» **EXERCISE DESCRIPTION**
Copy every line of the data that includes the string "Generic".

» **INPUT ROWS**

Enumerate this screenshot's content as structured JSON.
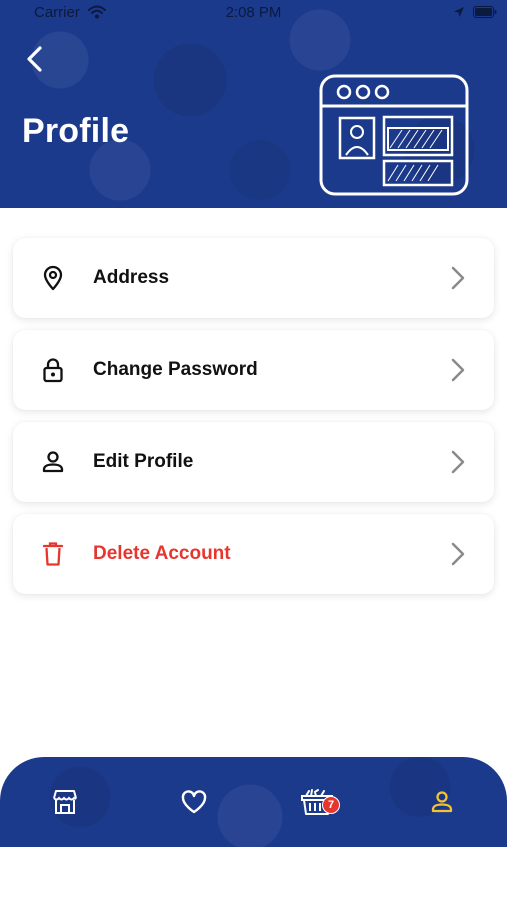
{
  "status_bar": {
    "carrier": "Carrier",
    "time": "2:08 PM"
  },
  "header": {
    "title": "Profile",
    "background_color": "#1c3a8c"
  },
  "menu": {
    "items": [
      {
        "label": "Address",
        "icon": "location-pin-icon"
      },
      {
        "label": "Change Password",
        "icon": "lock-icon"
      },
      {
        "label": "Edit Profile",
        "icon": "user-icon"
      },
      {
        "label": "Delete Account",
        "icon": "trash-icon",
        "color": "#e5372f"
      }
    ]
  },
  "tab_bar": {
    "tabs": [
      {
        "name": "store",
        "icon": "store-icon"
      },
      {
        "name": "favorites",
        "icon": "heart-icon"
      },
      {
        "name": "basket",
        "icon": "basket-icon",
        "badge": "7"
      },
      {
        "name": "profile",
        "icon": "user-icon",
        "active": true,
        "active_color": "#f2c230"
      }
    ]
  }
}
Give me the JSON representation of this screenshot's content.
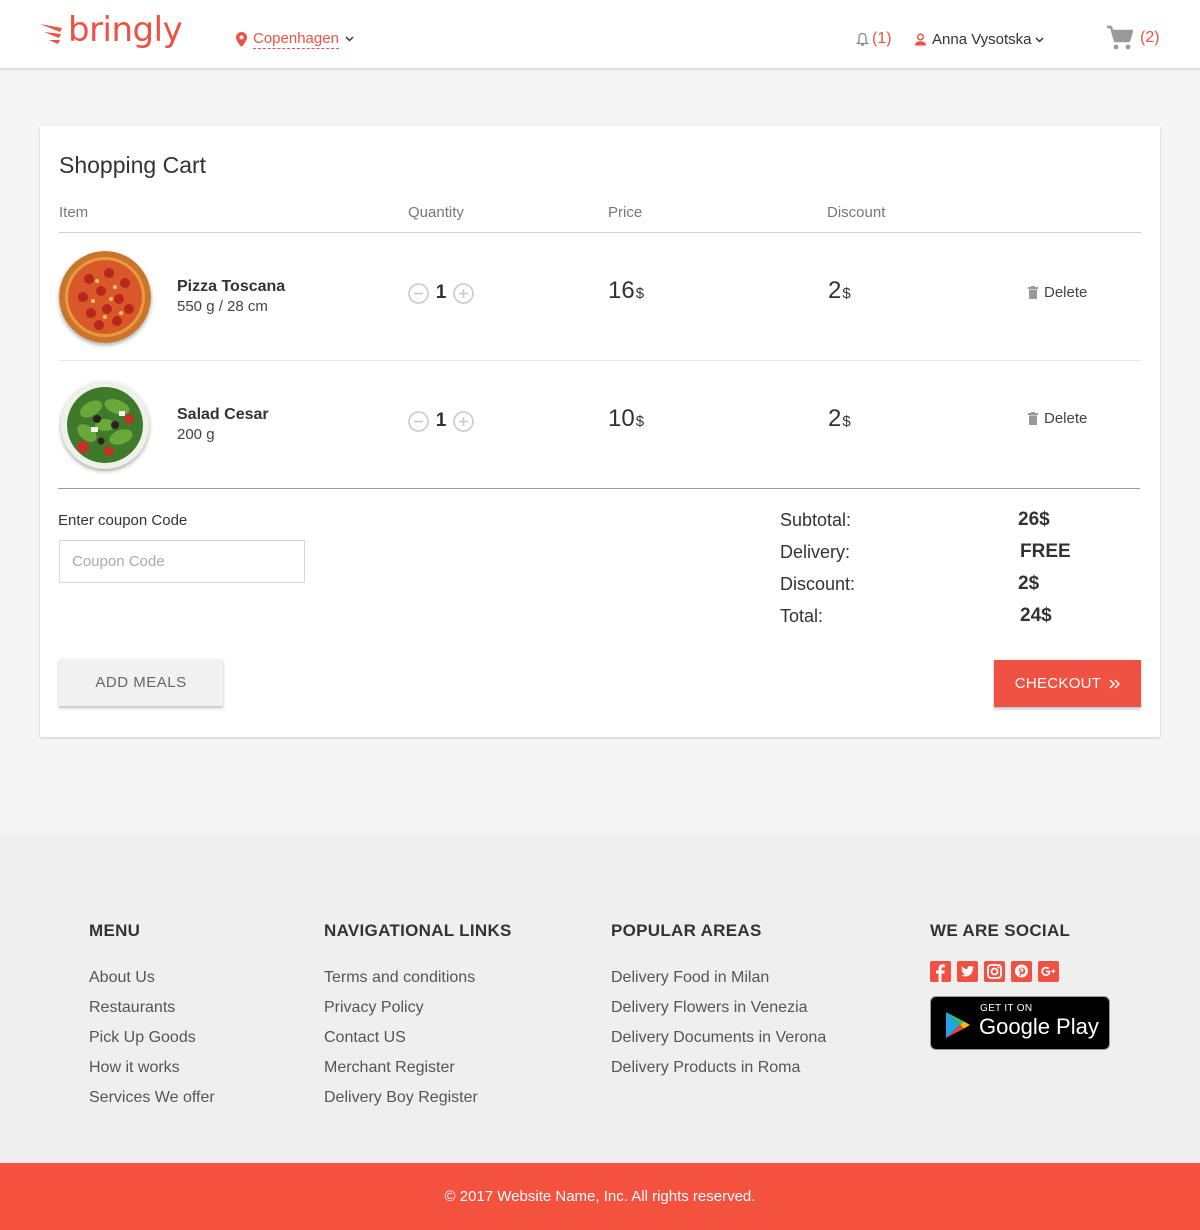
{
  "header": {
    "logo_text": "bringly",
    "location": "Copenhagen",
    "notifications_count": "(1)",
    "user_name": "Anna Vysotska",
    "cart_count": "(2)"
  },
  "cart": {
    "title": "Shopping Cart",
    "columns": {
      "item": "Item",
      "quantity": "Quantity",
      "price": "Price",
      "discount": "Discount"
    },
    "items": [
      {
        "name": "Pizza Toscana",
        "detail": "550 g / 28 cm",
        "quantity": "1",
        "price": "16",
        "discount": "2",
        "currency": "$",
        "delete_label": "Delete"
      },
      {
        "name": "Salad Cesar",
        "detail": "200 g",
        "quantity": "1",
        "price": "10",
        "discount": "2",
        "currency": "$",
        "delete_label": "Delete"
      }
    ],
    "coupon": {
      "label": "Enter coupon Code",
      "placeholder": "Coupon Code"
    },
    "summary": {
      "subtotal_label": "Subtotal:",
      "subtotal_value": "26$",
      "delivery_label": "Delivery:",
      "delivery_value": "FREE",
      "discount_label": "Discount:",
      "discount_value": "2$",
      "total_label": "Total:",
      "total_value": "24$"
    },
    "add_meals_label": "ADD MEALS",
    "checkout_label": "CHECKOUT"
  },
  "footer": {
    "menu": {
      "title": "MENU",
      "links": [
        "About Us",
        "Restaurants",
        "Pick Up Goods",
        "How it works",
        "Services We offer"
      ]
    },
    "nav": {
      "title": "NAVIGATIONAL LINKS",
      "links": [
        "Terms and conditions",
        "Privacy Policy",
        "Contact US",
        "Merchant Register",
        "Delivery Boy Register"
      ]
    },
    "areas": {
      "title": "POPULAR AREAS",
      "links": [
        "Delivery Food in Milan",
        "Delivery Flowers in Venezia",
        "Delivery Documents in Verona",
        "Delivery Products in Roma"
      ]
    },
    "social": {
      "title": "WE ARE SOCIAL",
      "icons": [
        "facebook-icon",
        "twitter-icon",
        "instagram-icon",
        "pinterest-icon",
        "google-plus-icon"
      ],
      "store_small": "GET IT ON",
      "store_big": "Google Play"
    },
    "copyright": "© 2017 Website Name, Inc. All rights reserved."
  },
  "colors": {
    "accent": "#ef5143",
    "footer_bar": "#f4513f",
    "background": "#f5f5f5"
  }
}
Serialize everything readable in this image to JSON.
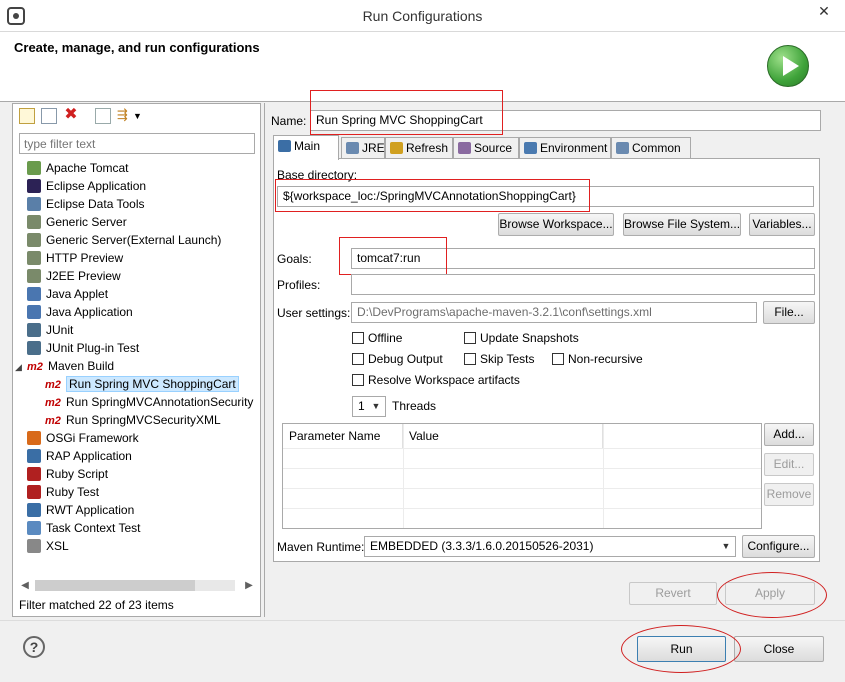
{
  "window": {
    "title": "Run Configurations",
    "close_glyph": "✕"
  },
  "header": {
    "heading": "Create, manage, and run configurations",
    "logo_icon": "run-play-icon"
  },
  "left": {
    "filter_placeholder": "type filter text",
    "tree": [
      {
        "label": "Apache Tomcat",
        "icon": "tomcat-icon",
        "color": "#6a9b4d",
        "level": 0
      },
      {
        "label": "Eclipse Application",
        "icon": "eclipse-icon",
        "color": "#2c2255",
        "level": 0
      },
      {
        "label": "Eclipse Data Tools",
        "icon": "data-tools-icon",
        "color": "#5a7fa8",
        "level": 0
      },
      {
        "label": "Generic Server",
        "icon": "server-icon",
        "color": "#7a8a6a",
        "level": 0
      },
      {
        "label": "Generic Server(External Launch)",
        "icon": "server-icon",
        "color": "#7a8a6a",
        "level": 0
      },
      {
        "label": "HTTP Preview",
        "icon": "http-icon",
        "color": "#7a8a6a",
        "level": 0
      },
      {
        "label": "J2EE Preview",
        "icon": "j2ee-icon",
        "color": "#7a8a6a",
        "level": 0
      },
      {
        "label": "Java Applet",
        "icon": "applet-icon",
        "color": "#4a76b0",
        "level": 0
      },
      {
        "label": "Java Application",
        "icon": "java-app-icon",
        "color": "#4a76b0",
        "level": 0
      },
      {
        "label": "JUnit",
        "icon": "junit-icon",
        "color": "#4a6e8a",
        "level": 0
      },
      {
        "label": "JUnit Plug-in Test",
        "icon": "junit-icon",
        "color": "#4a6e8a",
        "level": 0
      },
      {
        "label": "Maven Build",
        "icon": "m2-icon",
        "level": 0,
        "expanded": true
      },
      {
        "label": "Run Spring MVC ShoppingCart",
        "icon": "m2-icon",
        "level": 1,
        "selected": true
      },
      {
        "label": "Run SpringMVCAnnotationSecurity",
        "icon": "m2-icon",
        "level": 1
      },
      {
        "label": "Run SpringMVCSecurityXML",
        "icon": "m2-icon",
        "level": 1
      },
      {
        "label": "OSGi Framework",
        "icon": "osgi-icon",
        "color": "#d86a1a",
        "level": 0
      },
      {
        "label": "RAP Application",
        "icon": "rap-icon",
        "color": "#3a6ea5",
        "level": 0
      },
      {
        "label": "Ruby Script",
        "icon": "ruby-icon",
        "color": "#b02020",
        "level": 0
      },
      {
        "label": "Ruby Test",
        "icon": "ruby-test-icon",
        "color": "#b02020",
        "level": 0
      },
      {
        "label": "RWT Application",
        "icon": "rwt-icon",
        "color": "#3a6ea5",
        "level": 0
      },
      {
        "label": "Task Context Test",
        "icon": "task-icon",
        "color": "#5a8ac0",
        "level": 0
      },
      {
        "label": "XSL",
        "icon": "xsl-icon",
        "color": "#888888",
        "level": 0
      }
    ],
    "status": "Filter matched 22 of 23 items"
  },
  "right": {
    "name_label": "Name:",
    "name_value": "Run Spring MVC ShoppingCart",
    "tabs": [
      {
        "label": "Main",
        "icon": "main-tab-icon",
        "color": "#3b6ea5"
      },
      {
        "label": "JRE",
        "icon": "jre-icon",
        "color": "#6a8ab0"
      },
      {
        "label": "Refresh",
        "icon": "refresh-icon",
        "color": "#d0a020"
      },
      {
        "label": "Source",
        "icon": "source-icon",
        "color": "#8a6aa0"
      },
      {
        "label": "Environment",
        "icon": "environment-icon",
        "color": "#4a7ab0"
      },
      {
        "label": "Common",
        "icon": "common-icon",
        "color": "#6a8ab0"
      }
    ],
    "base_dir_label": "Base directory:",
    "base_dir_value": "${workspace_loc:/SpringMVCAnnotationShoppingCart}",
    "browse_workspace": "Browse Workspace...",
    "browse_fs": "Browse File System...",
    "variables": "Variables...",
    "goals_label": "Goals:",
    "goals_value": "tomcat7:run",
    "profiles_label": "Profiles:",
    "profiles_value": "",
    "user_settings_label": "User settings:",
    "user_settings_value": "D:\\DevPrograms\\apache-maven-3.2.1\\conf\\settings.xml",
    "file_btn": "File...",
    "checks": {
      "offline": "Offline",
      "update_snapshots": "Update Snapshots",
      "debug_output": "Debug Output",
      "skip_tests": "Skip Tests",
      "non_recursive": "Non-recursive",
      "resolve_workspace": "Resolve Workspace artifacts"
    },
    "threads_value": "1",
    "threads_label": "Threads",
    "table_headers": [
      "Parameter Name",
      "Value"
    ],
    "add_btn": "Add...",
    "edit_btn": "Edit...",
    "remove_btn": "Remove",
    "maven_runtime_label": "Maven Runtime:",
    "maven_runtime_value": "EMBEDDED (3.3.3/1.6.0.20150526-2031)",
    "configure_btn": "Configure...",
    "revert_btn": "Revert",
    "apply_btn": "Apply"
  },
  "bottom": {
    "help_glyph": "?",
    "run_btn": "Run",
    "close_btn": "Close"
  }
}
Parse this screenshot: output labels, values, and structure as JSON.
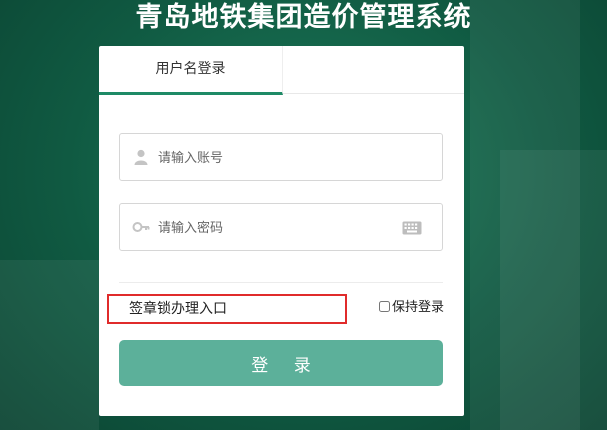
{
  "app": {
    "title": "青岛地铁集团造价管理系统"
  },
  "tabs": [
    {
      "label": "用户名登录"
    }
  ],
  "form": {
    "account_placeholder": "请输入账号",
    "password_placeholder": "请输入密码",
    "seal_link": "签章锁办理入口",
    "remember_label": "保持登录",
    "login_button": "登 录"
  },
  "icons": {
    "account": "user-icon",
    "password": "key-icon",
    "keyboard": "keyboard-icon"
  },
  "colors": {
    "accent": "#1e8a66",
    "button": "#5cb09a",
    "highlight_border": "#e02b2b",
    "background": "#105a42"
  }
}
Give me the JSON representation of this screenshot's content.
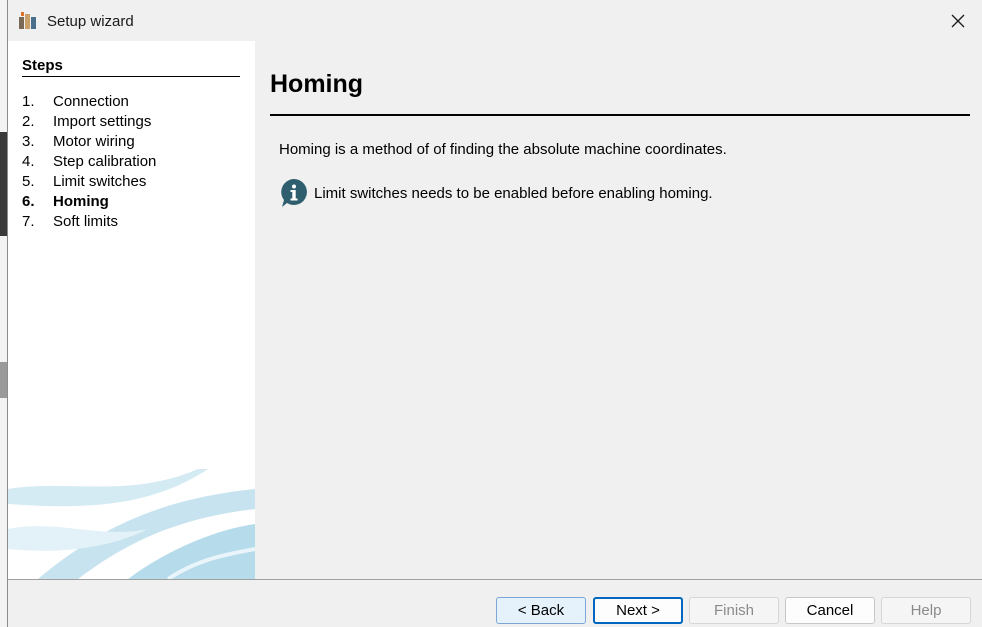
{
  "window": {
    "title": "Setup wizard"
  },
  "steps": {
    "heading": "Steps",
    "items": [
      {
        "num": "1.",
        "label": "Connection",
        "current": false
      },
      {
        "num": "2.",
        "label": "Import settings",
        "current": false
      },
      {
        "num": "3.",
        "label": "Motor wiring",
        "current": false
      },
      {
        "num": "4.",
        "label": "Step calibration",
        "current": false
      },
      {
        "num": "5.",
        "label": "Limit switches",
        "current": false
      },
      {
        "num": "6.",
        "label": "Homing",
        "current": true
      },
      {
        "num": "7.",
        "label": "Soft limits",
        "current": false
      }
    ]
  },
  "page": {
    "title": "Homing",
    "description": "Homing is a method of of finding the absolute machine coordinates.",
    "info": "Limit switches needs to be enabled before enabling homing."
  },
  "buttons": {
    "back": "< Back",
    "next": "Next >",
    "finish": "Finish",
    "cancel": "Cancel",
    "help": "Help"
  },
  "colors": {
    "info_icon": "#2f5f6e",
    "next_border": "#0067c0",
    "swoosh": "#bfe0ee"
  }
}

» **RESULT OF THIS TASK**
        "label": "Generic Server",
        "label": "Generic Server(External Launch)",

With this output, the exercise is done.